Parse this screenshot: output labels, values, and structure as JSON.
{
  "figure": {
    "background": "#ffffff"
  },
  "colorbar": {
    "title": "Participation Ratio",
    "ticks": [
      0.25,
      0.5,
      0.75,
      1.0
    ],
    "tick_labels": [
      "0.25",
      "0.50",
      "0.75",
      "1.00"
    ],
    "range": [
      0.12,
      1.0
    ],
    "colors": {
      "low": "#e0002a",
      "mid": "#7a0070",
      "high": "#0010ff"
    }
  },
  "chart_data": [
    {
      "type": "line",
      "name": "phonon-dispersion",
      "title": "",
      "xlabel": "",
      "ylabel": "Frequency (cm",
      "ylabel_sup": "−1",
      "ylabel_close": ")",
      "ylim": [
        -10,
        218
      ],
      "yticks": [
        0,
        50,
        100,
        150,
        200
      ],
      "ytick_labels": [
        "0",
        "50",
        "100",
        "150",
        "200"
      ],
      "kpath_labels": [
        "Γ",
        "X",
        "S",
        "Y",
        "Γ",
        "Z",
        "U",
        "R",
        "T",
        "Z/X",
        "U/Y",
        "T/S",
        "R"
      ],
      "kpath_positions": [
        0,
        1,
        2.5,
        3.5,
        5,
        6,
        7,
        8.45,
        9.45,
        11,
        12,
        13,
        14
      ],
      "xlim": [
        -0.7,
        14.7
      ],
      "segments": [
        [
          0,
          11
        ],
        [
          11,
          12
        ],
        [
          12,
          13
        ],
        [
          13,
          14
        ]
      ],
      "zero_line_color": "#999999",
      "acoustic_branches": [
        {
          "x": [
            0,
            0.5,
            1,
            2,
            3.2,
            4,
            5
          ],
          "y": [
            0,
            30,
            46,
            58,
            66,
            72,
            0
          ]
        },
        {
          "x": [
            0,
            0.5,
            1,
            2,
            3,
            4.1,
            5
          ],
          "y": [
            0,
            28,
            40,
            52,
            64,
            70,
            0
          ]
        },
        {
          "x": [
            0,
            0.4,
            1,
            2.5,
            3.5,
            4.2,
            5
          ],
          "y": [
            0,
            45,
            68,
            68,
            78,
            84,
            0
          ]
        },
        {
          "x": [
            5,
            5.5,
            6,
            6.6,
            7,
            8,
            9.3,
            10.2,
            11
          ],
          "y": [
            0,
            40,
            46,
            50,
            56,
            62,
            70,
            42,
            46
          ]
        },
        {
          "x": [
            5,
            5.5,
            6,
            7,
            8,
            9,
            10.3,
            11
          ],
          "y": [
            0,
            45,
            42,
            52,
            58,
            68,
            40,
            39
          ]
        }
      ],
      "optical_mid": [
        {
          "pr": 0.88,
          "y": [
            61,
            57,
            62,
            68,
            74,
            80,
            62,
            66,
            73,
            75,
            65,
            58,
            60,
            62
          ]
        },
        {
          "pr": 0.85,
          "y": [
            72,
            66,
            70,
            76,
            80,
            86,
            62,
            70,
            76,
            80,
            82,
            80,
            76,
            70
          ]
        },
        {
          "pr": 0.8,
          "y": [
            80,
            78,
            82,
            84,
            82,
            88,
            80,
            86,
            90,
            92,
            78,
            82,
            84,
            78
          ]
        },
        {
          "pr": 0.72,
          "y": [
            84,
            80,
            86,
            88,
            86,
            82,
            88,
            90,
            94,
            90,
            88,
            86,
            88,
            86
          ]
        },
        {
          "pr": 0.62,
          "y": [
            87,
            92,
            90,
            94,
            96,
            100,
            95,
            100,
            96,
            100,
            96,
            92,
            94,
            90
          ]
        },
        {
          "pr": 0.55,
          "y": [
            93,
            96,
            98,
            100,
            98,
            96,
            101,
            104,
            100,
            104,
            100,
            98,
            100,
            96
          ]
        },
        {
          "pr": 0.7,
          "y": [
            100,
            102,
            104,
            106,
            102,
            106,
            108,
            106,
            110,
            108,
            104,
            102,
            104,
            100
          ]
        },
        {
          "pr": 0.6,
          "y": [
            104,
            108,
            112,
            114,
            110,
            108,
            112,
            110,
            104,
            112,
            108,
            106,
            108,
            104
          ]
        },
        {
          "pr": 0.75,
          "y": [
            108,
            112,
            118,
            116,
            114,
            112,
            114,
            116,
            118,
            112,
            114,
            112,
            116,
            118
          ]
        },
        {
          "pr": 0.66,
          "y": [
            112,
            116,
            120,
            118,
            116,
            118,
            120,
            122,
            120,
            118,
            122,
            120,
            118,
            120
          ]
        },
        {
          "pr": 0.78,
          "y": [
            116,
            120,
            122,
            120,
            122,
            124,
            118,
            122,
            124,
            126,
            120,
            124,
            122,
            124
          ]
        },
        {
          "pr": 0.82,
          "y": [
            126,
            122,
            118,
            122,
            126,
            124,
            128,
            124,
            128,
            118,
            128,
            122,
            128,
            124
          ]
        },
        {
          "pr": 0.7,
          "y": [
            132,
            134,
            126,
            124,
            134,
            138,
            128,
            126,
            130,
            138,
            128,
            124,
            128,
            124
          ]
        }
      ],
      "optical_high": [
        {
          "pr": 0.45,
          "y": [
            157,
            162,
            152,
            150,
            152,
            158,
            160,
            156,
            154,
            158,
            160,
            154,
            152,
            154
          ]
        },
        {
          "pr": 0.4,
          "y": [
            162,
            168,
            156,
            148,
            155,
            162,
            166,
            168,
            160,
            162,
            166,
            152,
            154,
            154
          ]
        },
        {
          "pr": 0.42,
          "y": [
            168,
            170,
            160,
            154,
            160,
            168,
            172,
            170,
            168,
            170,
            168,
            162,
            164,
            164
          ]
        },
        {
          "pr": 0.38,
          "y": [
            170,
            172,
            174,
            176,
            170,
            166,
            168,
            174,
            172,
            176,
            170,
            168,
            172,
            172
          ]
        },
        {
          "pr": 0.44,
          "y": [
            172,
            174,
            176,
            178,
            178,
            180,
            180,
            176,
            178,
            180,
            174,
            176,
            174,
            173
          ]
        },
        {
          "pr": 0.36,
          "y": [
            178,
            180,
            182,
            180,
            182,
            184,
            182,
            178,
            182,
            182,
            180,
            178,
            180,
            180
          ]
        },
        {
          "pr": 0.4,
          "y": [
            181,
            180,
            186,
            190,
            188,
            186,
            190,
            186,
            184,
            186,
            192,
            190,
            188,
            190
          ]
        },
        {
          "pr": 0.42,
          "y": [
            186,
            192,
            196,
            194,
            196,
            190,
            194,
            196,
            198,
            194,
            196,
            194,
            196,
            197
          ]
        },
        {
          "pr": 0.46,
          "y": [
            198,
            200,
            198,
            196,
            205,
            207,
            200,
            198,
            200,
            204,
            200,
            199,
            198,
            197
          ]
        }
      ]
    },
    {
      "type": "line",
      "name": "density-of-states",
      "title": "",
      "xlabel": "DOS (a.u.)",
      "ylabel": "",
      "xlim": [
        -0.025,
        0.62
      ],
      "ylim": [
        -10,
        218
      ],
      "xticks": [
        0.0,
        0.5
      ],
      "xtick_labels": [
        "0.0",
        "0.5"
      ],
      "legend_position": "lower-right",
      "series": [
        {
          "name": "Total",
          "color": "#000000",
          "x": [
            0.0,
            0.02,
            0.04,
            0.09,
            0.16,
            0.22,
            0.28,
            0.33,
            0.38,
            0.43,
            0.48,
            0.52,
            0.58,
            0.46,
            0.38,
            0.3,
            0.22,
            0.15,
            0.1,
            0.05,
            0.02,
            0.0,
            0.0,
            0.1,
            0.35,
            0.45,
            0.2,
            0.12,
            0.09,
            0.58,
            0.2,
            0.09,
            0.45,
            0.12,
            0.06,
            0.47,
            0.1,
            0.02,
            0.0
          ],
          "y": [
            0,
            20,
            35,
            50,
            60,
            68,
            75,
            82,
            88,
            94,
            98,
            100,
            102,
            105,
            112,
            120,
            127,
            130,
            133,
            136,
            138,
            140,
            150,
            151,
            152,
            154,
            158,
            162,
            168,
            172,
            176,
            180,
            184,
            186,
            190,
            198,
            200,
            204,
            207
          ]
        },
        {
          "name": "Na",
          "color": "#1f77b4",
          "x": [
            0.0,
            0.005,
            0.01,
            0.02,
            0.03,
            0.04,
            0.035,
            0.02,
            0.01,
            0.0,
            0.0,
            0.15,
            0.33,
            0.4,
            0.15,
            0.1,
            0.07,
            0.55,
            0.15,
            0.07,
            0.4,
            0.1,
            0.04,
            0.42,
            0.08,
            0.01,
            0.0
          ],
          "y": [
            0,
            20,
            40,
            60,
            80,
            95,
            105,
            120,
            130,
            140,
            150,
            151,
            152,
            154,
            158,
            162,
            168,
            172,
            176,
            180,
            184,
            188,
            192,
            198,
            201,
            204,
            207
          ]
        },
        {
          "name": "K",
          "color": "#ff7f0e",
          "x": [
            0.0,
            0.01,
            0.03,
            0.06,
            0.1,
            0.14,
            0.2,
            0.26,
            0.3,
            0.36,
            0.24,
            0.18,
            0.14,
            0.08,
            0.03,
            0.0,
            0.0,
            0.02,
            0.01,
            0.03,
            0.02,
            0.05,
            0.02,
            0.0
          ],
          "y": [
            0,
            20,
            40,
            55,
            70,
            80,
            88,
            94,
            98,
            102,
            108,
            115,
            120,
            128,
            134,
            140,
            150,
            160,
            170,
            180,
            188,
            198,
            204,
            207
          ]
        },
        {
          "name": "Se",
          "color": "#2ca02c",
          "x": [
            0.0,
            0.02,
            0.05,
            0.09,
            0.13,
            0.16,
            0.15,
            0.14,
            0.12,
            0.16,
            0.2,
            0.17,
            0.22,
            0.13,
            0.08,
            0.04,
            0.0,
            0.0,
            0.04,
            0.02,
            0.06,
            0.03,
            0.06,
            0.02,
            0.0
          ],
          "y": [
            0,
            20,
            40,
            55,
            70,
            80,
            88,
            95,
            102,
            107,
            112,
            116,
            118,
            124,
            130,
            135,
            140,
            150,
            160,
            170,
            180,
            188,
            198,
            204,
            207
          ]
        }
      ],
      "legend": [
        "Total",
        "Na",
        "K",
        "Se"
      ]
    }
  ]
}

▸ **Your goal**
Pick out and copy the lines of the material that include the word "name".

▸ **The answer**
      "name": "phonon-dispersion",
      "name": "density-of-states",
          "name": "Total",
          "name": "Na",
          "name": "K",
          "name": "Se",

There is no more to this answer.